*SOURCE MATERIAL*
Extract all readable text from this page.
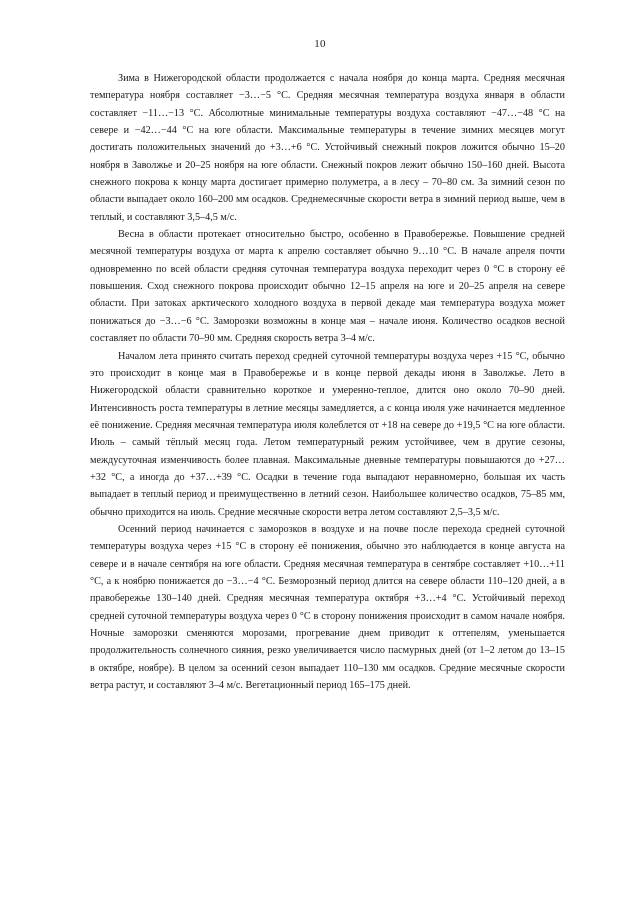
10

Зима в Нижегородской области продолжается с начала ноября до конца марта. Средняя месячная температура ноября составляет −3…−5 °С. Средняя месячная температура воздуха января в области составляет −11…−13 °С. Абсолютные минимальные температуры воздуха составляют −47…−48 °С на севере и −42…−44 °С на юге области. Максимальные температуры в течение зимних месяцев могут достигать положительных значений до +3…+6 °С. Устойчивый снежный покров ложится обычно 15–20 ноября в Заволжье и 20–25 ноября на юге области. Снежный покров лежит обычно 150–160 дней. Высота снежного покрова к концу марта достигает примерно полуметра, а в лесу – 70–80 см. За зимний сезон по области выпадает около 160–200 мм осадков. Среднемесячные скорости ветра в зимний период выше, чем в теплый, и составляют 3,5–4,5 м/с.

Весна в области протекает относительно быстро, особенно в Правобережье. Повышение средней месячной температуры воздуха от марта к апрелю составляет обычно 9…10 °С. В начале апреля почти одновременно по всей области средняя суточная температура воздуха переходит через 0 °С в сторону её повышения. Сход снежного покрова происходит обычно 12–15 апреля на юге и 20–25 апреля на севере области. При затоках арктического холодного воздуха в первой декаде мая температура воздуха может понижаться до −3…−6 °С. Заморозки возможны в конце мая – начале июня. Количество осадков весной составляет по области 70–90 мм. Средняя скорость ветра 3–4 м/с.

Началом лета принято считать переход средней суточной температуры воздуха через +15 °С, обычно это происходит в конце мая в Правобережье и в конце первой декады июня в Заволжье. Лето в Нижегородской области сравнительно короткое и умеренно-теплое, длится оно около 70–90 дней. Интенсивность роста температуры в летние месяцы замедляется, а с конца июля уже начинается медленное её понижение. Средняя месячная температура июля колеблется от +18 на севере до +19,5 °С на юге области. Июль – самый тёплый месяц года. Летом температурный режим устойчивее, чем в другие сезоны, междусуточная изменчивость более плавная. Максимальные дневные температуры повышаются до +27…+32 °С, а иногда до +37…+39 °С. Осадки в течение года выпадают неравномерно, большая их часть выпадает в теплый период и преимущественно в летний сезон. Наибольшее количество осадков, 75–85 мм, обычно приходится на июль. Средние месячные скорости ветра летом составляют 2,5–3,5 м/с.

Осенний период начинается с заморозков в воздухе и на почве после перехода средней суточной температуры воздуха через +15 °С в сторону её понижения, обычно это наблюдается в конце августа на севере и в начале сентября на юге области. Средняя месячная температура в сентябре составляет +10…+11 °С, а к ноябрю понижается до −3…−4 °С. Безморозный период длится на севере области 110–120 дней, а в правобережье 130–140 дней. Средняя месячная температура октября +3…+4 °С. Устойчивый переход средней суточной температуры воздуха через 0 °С в сторону понижения происходит в самом начале ноября. Ночные заморозки сменяются морозами, прогревание днем приводит к оттепелям, уменьшается продолжительность солнечного сияния, резко увеличивается число пасмурных дней (от 1–2 летом до 13–15 в октябре, ноябре). В целом за осенний сезон выпадает 110–130 мм осадков. Средние месячные скорости ветра растут, и составляют 3–4 м/с. Вегетационный период 165–175 дней.
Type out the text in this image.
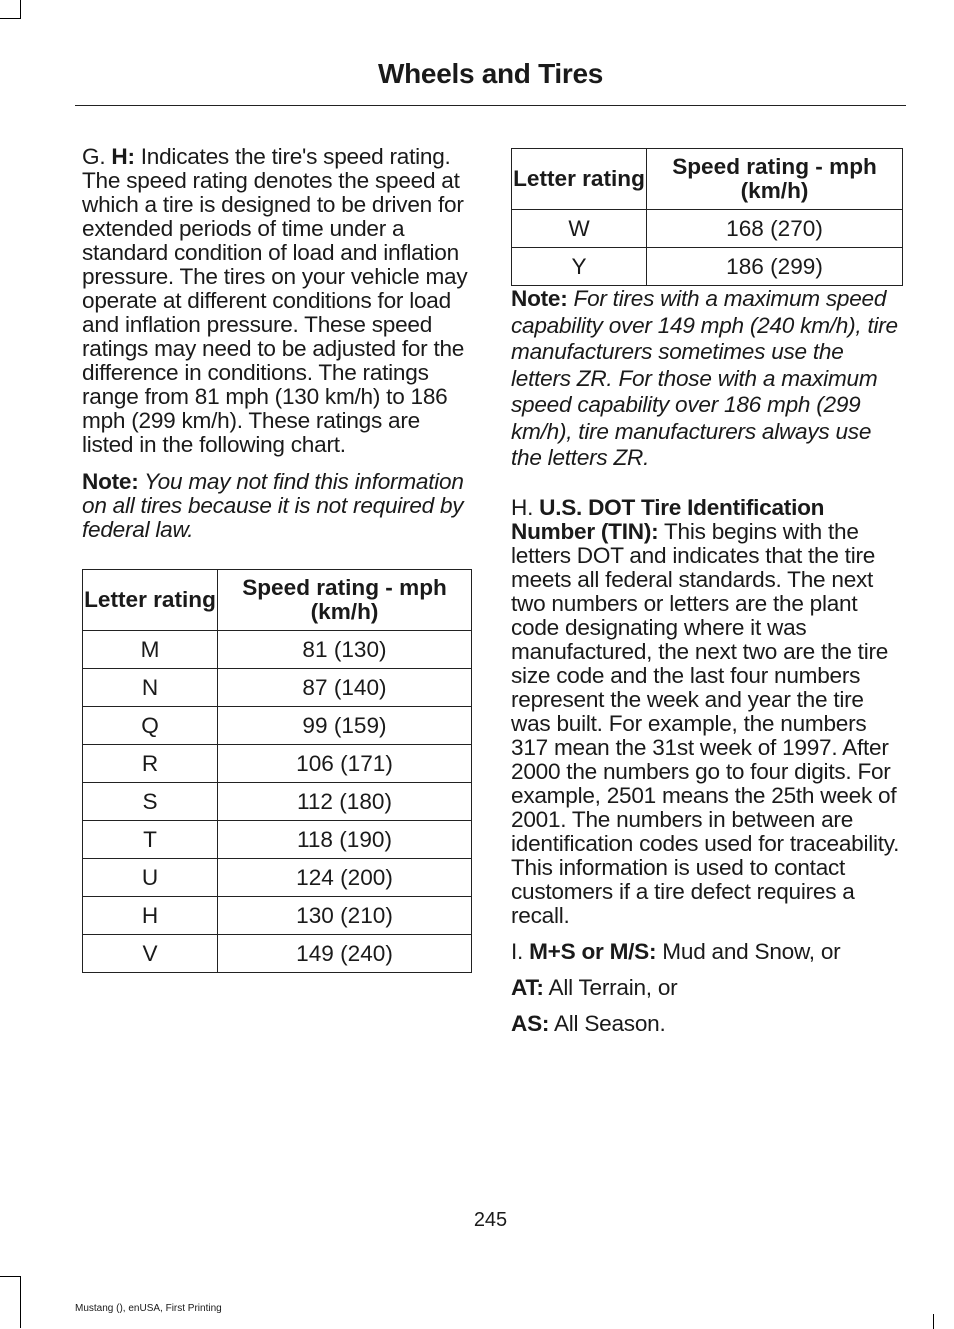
Wheels and Tires

G. H: Indicates the tire's speed rating. The speed rating denotes the speed at which a tire is designed to be driven for extended periods of time under a standard condition of load and inflation pressure. The tires on your vehicle may operate at different conditions for load and inflation pressure. These speed ratings may need to be adjusted for the difference in conditions. The ratings range from 81 mph (130 km/h) to 186 mph (299 km/h). These ratings are listed in the following chart.

Note: You may not find this information on all tires because it is not required by federal law.

Letter rating	Speed rating - mph (km/h)
M	81 (130)
N	87 (140)
Q	99 (159)
R	106 (171)
S	112 (180)
T	118 (190)
U	124 (200)
H	130 (210)
V	149 (240)
Letter rating	Speed rating - mph (km/h)
W	168 (270)
Y	186 (299)

Note: For tires with a maximum speed capability over 149 mph (240 km/h), tire manufacturers sometimes use the letters ZR. For those with a maximum speed capability over 186 mph (299 km/h), tire manufacturers always use the letters ZR.

H. U.S. DOT Tire Identification Number (TIN): This begins with the letters DOT and indicates that the tire meets all federal standards. The next two numbers or letters are the plant code designating where it was manufactured, the next two are the tire size code and the last four numbers represent the week and year the tire was built. For example, the numbers 317 mean the 31st week of 1997. After 2000 the numbers go to four digits. For example, 2501 means the 25th week of 2001. The numbers in between are identification codes used for traceability. This information is used to contact customers if a tire defect requires a recall.

I. M+S or M/S: Mud and Snow, or

AT: All Terrain, or

AS: All Season.

245
Mustang (), enUSA, First Printing
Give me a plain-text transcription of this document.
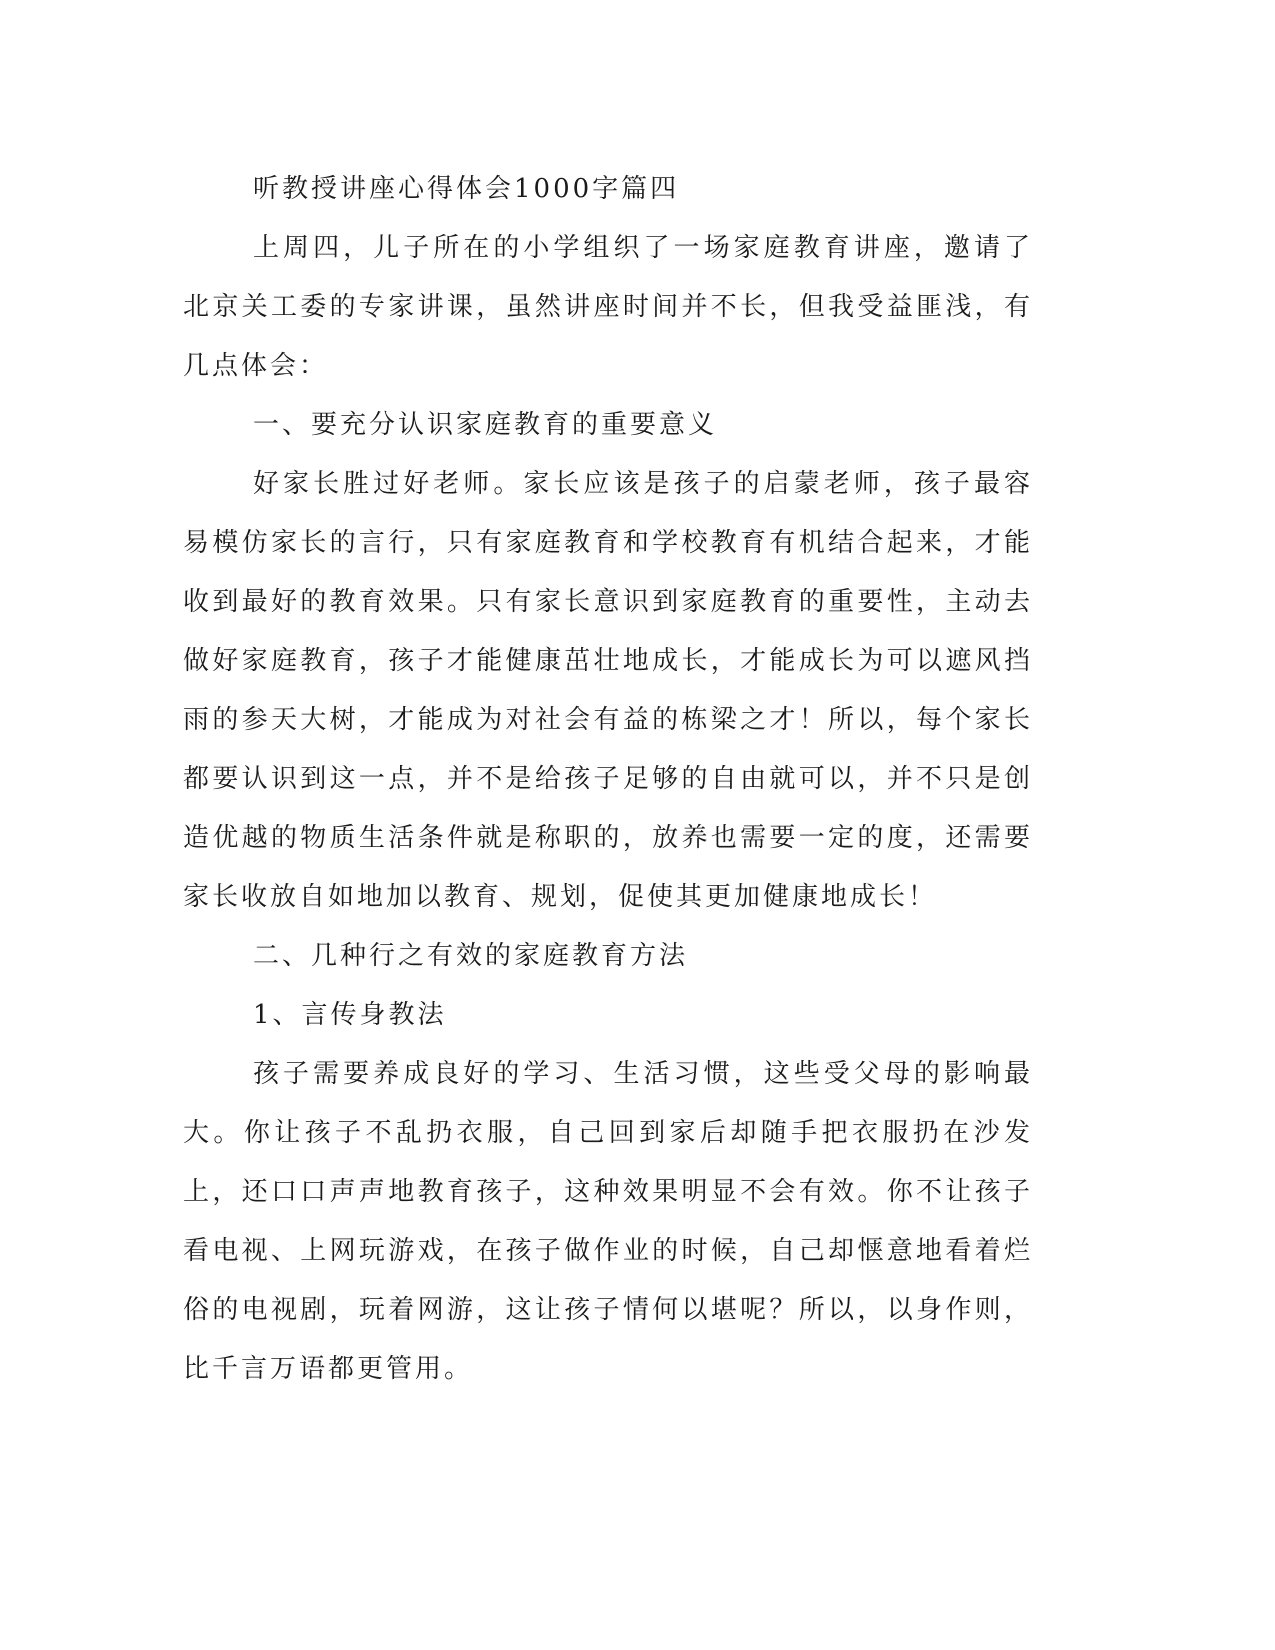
听教授讲座心得体会1000字篇四

上周四，儿子所在的小学组织了一场家庭教育讲座，邀请了北京关工委的专家讲课，虽然讲座时间并不长，但我受益匪浅，有几点体会：

一、要充分认识家庭教育的重要意义

好家长胜过好老师。家长应该是孩子的启蒙老师，孩子最容易模仿家长的言行，只有家庭教育和学校教育有机结合起来，才能收到最好的教育效果。只有家长意识到家庭教育的重要性，主动去做好家庭教育，孩子才能健康茁壮地成长，才能成长为可以遮风挡雨的参天大树，才能成为对社会有益的栋梁之才！所以，每个家长都要认识到这一点，并不是给孩子足够的自由就可以，并不只是创造优越的物质生活条件就是称职的，放养也需要一定的度，还需要家长收放自如地加以教育、规划，促使其更加健康地成长！

二、几种行之有效的家庭教育方法

1、言传身教法

孩子需要养成良好的学习、生活习惯，这些受父母的影响最大。你让孩子不乱扔衣服，自己回到家后却随手把衣服扔在沙发上，还口口声声地教育孩子，这种效果明显不会有效。你不让孩子看电视、上网玩游戏，在孩子做作业的时候，自己却惬意地看着烂俗的电视剧，玩着网游，这让孩子情何以堪呢？所以，以身作则，比千言万语都更管用。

*AIM OF THE EXERCISE*
Reproduce all of the data exactly; the pictures do not belong in the copy.

*EXERCISE OUTPUT*
Extract all readable text from this page.
10

Зима в Нижегородской области продолжается с начала ноября до конца марта. Средняя месячная температура ноября составляет −3…−5 °С. Средняя месячная температура воздуха января в области составляет −11…−13 °С. Абсолютные минимальные температуры воздуха составляют −47…−48 °С на севере и −42…−44 °С на юге области. Максимальные температуры в течение зимних месяцев могут достигать положительных значений до +3…+6 °С. Устойчивый снежный покров ложится обычно 15–20 ноября в Заволжье и 20–25 ноября на юге области. Снежный покров лежит обычно 150–160 дней. Высота снежного покрова к концу марта достигает примерно полуметра, а в лесу – 70–80 см. За зимний сезон по области выпадает около 160–200 мм осадков. Среднемесячные скорости ветра в зимний период выше, чем в теплый, и составляют 3,5–4,5 м/с.

Весна в области протекает относительно быстро, особенно в Правобережье. Повышение средней месячной температуры воздуха от марта к апрелю составляет обычно 9…10 °С. В начале апреля почти одновременно по всей области средняя суточная температура воздуха переходит через 0 °С в сторону её повышения. Сход снежного покрова происходит обычно 12–15 апреля на юге и 20–25 апреля на севере области. При затоках арктического холодного воздуха в первой декаде мая температура воздуха может понижаться до −3…−6 °С. Заморозки возможны в конце мая – начале июня. Количество осадков весной составляет по области 70–90 мм. Средняя скорость ветра 3–4 м/с.

Началом лета принято считать переход средней суточной температуры воздуха через +15 °С, обычно это происходит в конце мая в Правобережье и в конце первой декады июня в Заволжье. Лето в Нижегородской области сравнительно короткое и умеренно-теплое, длится оно около 70–90 дней. Интенсивность роста температуры в летние месяцы замедляется, а с конца июля уже начинается медленное её понижение. Средняя месячная температура июля колеблется от +18 на севере до +19,5 °С на юге области. Июль – самый тёплый месяц года. Летом температурный режим устойчивее, чем в другие сезоны, междусуточная изменчивость более плавная. Максимальные дневные температуры повышаются до +27…+32 °С, а иногда до +37…+39 °С. Осадки в течение года выпадают неравномерно, большая их часть выпадает в теплый период и преимущественно в летний сезон. Наибольшее количество осадков, 75–85 мм, обычно приходится на июль. Средние месячные скорости ветра летом составляют 2,5–3,5 м/с.

Осенний период начинается с заморозков в воздухе и на почве после перехода средней суточной температуры воздуха через +15 °С в сторону её понижения, обычно это наблюдается в конце августа на севере и в начале сентября на юге области. Средняя месячная температура в сентябре составляет +10…+11 °С, а к ноябрю понижается до −3…−4 °С. Безморозный период длится на севере области 110–120 дней, а в правобережье 130–140 дней. Средняя месячная температура октября +3…+4 °С. Устойчивый переход средней суточной температуры воздуха через 0 °С в сторону понижения происходит в самом начале ноября. Ночные заморозки сменяются морозами, прогревание днем приводит к оттепелям, уменьшается продолжительность солнечного сияния, резко увеличивается число пасмурных дней (от 1–2 летом до 13–15 в октябре, ноябре). В целом за осенний сезон выпадает 110–130 мм осадков. Средние месячные скорости ветра растут, и составляют 3–4 м/с. Вегетационный период 165–175 дней.
Type out the text in this image.
Wheels and Tires

G. H: Indicates the tire's speed rating. The speed rating denotes the speed at which a tire is designed to be driven for extended periods of time under a standard condition of load and inflation pressure. The tires on your vehicle may operate at different conditions for load and inflation pressure. These speed ratings may need to be adjusted for the difference in conditions. The ratings range from 81 mph (130 km/h) to 186 mph (299 km/h). These ratings are listed in the following chart.

Note: You may not find this information on all tires because it is not required by federal law.

Letter rating	Speed rating - mph (km/h)
M	81 (130)
N	87 (140)
Q	99 (159)
R	106 (171)
S	112 (180)
T	118 (190)
U	124 (200)
H	130 (210)
V	149 (240)
Letter rating	Speed rating - mph (km/h)
W	168 (270)
Y	186 (299)

Note: For tires with a maximum speed capability over 149 mph (240 km/h), tire manufacturers sometimes use the letters ZR. For those with a maximum speed capability over 186 mph (299 km/h), tire manufacturers always use the letters ZR.

H. U.S. DOT Tire Identification Number (TIN): This begins with the letters DOT and indicates that the tire meets all federal standards. The next two numbers or letters are the plant code designating where it was manufactured, the next two are the tire size code and the last four numbers represent the week and year the tire was built. For example, the numbers 317 mean the 31st week of 1997. After 2000 the numbers go to four digits. For example, 2501 means the 25th week of 2001. The numbers in between are identification codes used for traceability. This information is used to contact customers if a tire defect requires a recall.

I. M+S or M/S: Mud and Snow, or

AT: All Terrain, or

AS: All Season.

245
Mustang (), enUSA, First Printing
Give me a plain-text transcription of this document.
听教授讲座心得体会1000字篇四

上周四，儿子所在的小学组织了一场家庭教育讲座，邀请了北京关工委的专家讲课，虽然讲座时间并不长，但我受益匪浅，有几点体会：

一、要充分认识家庭教育的重要意义

好家长胜过好老师。家长应该是孩子的启蒙老师，孩子最容易模仿家长的言行，只有家庭教育和学校教育有机结合起来，才能收到最好的教育效果。只有家长意识到家庭教育的重要性，主动去做好家庭教育，孩子才能健康茁壮地成长，才能成长为可以遮风挡雨的参天大树，才能成为对社会有益的栋梁之才！所以，每个家长都要认识到这一点，并不是给孩子足够的自由就可以，并不只是创造优越的物质生活条件就是称职的，放养也需要一定的度，还需要家长收放自如地加以教育、规划，促使其更加健康地成长！

二、几种行之有效的家庭教育方法

1、言传身教法

孩子需要养成良好的学习、生活习惯，这些受父母的影响最大。你让孩子不乱扔衣服，自己回到家后却随手把衣服扔在沙发上，还口口声声地教育孩子，这种效果明显不会有效。你不让孩子看电视、上网玩游戏，在孩子做作业的时候，自己却惬意地看着烂俗的电视剧，玩着网游，这让孩子情何以堪呢？所以，以身作则，比千言万语都更管用。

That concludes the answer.